- **AIM OF THE TASK**
Show all lines from the data that include the word "this".

- **Data records**
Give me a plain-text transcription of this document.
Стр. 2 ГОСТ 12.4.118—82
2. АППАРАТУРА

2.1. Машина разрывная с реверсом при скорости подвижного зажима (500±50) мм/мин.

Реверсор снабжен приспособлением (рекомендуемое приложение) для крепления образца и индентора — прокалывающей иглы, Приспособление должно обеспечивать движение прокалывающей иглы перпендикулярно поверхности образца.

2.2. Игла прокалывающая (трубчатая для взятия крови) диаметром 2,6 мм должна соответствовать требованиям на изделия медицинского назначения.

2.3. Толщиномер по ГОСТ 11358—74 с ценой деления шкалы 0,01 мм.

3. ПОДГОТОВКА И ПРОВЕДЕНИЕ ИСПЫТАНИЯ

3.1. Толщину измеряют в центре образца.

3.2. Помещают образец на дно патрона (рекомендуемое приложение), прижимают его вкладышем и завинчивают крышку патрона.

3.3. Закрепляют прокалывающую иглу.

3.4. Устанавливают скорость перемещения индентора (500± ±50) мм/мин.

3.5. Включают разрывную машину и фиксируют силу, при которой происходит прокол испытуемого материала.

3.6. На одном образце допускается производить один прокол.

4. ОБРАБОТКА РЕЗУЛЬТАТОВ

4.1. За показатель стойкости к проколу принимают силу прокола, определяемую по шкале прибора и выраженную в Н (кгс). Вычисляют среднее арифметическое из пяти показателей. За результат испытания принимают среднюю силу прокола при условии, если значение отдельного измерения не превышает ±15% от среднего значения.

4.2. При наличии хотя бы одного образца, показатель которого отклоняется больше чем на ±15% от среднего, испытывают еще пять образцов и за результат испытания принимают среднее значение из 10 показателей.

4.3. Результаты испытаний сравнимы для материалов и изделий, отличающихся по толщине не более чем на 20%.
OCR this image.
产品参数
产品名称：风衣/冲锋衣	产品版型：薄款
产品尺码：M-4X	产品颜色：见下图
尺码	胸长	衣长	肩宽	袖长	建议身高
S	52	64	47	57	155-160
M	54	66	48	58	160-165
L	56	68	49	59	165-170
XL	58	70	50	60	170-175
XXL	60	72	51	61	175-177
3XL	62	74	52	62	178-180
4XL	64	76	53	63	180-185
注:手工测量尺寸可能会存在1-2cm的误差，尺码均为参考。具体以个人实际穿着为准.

- **COMPLETED TASK**
Give me a plain-text transcription of this document.
OCR this image.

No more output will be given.